**Task objective:** Copy every one of the entries below line for line, without changing anything.

**Recorded information:**
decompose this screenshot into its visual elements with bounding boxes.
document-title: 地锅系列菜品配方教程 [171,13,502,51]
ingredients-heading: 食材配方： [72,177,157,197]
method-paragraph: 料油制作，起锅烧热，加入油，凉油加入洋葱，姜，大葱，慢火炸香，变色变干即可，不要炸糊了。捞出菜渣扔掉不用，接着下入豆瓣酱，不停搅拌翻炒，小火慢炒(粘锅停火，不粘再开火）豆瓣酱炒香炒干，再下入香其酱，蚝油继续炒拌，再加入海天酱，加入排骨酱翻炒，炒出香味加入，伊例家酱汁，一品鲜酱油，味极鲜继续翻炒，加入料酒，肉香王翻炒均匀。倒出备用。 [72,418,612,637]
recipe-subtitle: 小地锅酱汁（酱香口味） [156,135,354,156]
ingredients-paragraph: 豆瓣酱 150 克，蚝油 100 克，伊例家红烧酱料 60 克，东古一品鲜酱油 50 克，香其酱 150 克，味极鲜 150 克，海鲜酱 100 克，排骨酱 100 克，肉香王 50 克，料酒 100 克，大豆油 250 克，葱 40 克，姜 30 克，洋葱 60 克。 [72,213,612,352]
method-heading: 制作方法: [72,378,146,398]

**Response below:**
decompose this screenshot into its visual elements with bounding boxes.
document-title: 地锅系列菜品配方教程 [171,13,502,51]
ingredients-heading: 食材配方： [72,177,157,197]
method-paragraph: 料油制作，起锅烧热，加入油，凉油加入洋葱，姜，大葱，慢火炸香，变色变干即可，不要炸糊了。捞出菜渣扔掉不用，接着下入豆瓣酱，不停搅拌翻炒，小火慢炒(粘锅停火，不粘再开火）豆瓣酱炒香炒干，再下入香其酱，蚝油继续炒拌，再加入海天酱，加入排骨酱翻炒，炒出香味加入，伊例家酱汁，一品鲜酱油，味极鲜继续翻炒，加入料酒，肉香王翻炒均匀。倒出备用。 [72,418,612,637]
recipe-subtitle: 小地锅酱汁（酱香口味） [156,135,354,156]
ingredients-paragraph: 豆瓣酱 150 克，蚝油 100 克，伊例家红烧酱料 60 克，东古一品鲜酱油 50 克，香其酱 150 克，味极鲜 150 克，海鲜酱 100 克，排骨酱 100 克，肉香王 50 克，料酒 100 克，大豆油 250 克，葱 40 克，姜 30 克，洋葱 60 克。 [72,213,612,352]
method-heading: 制作方法: [72,378,146,398]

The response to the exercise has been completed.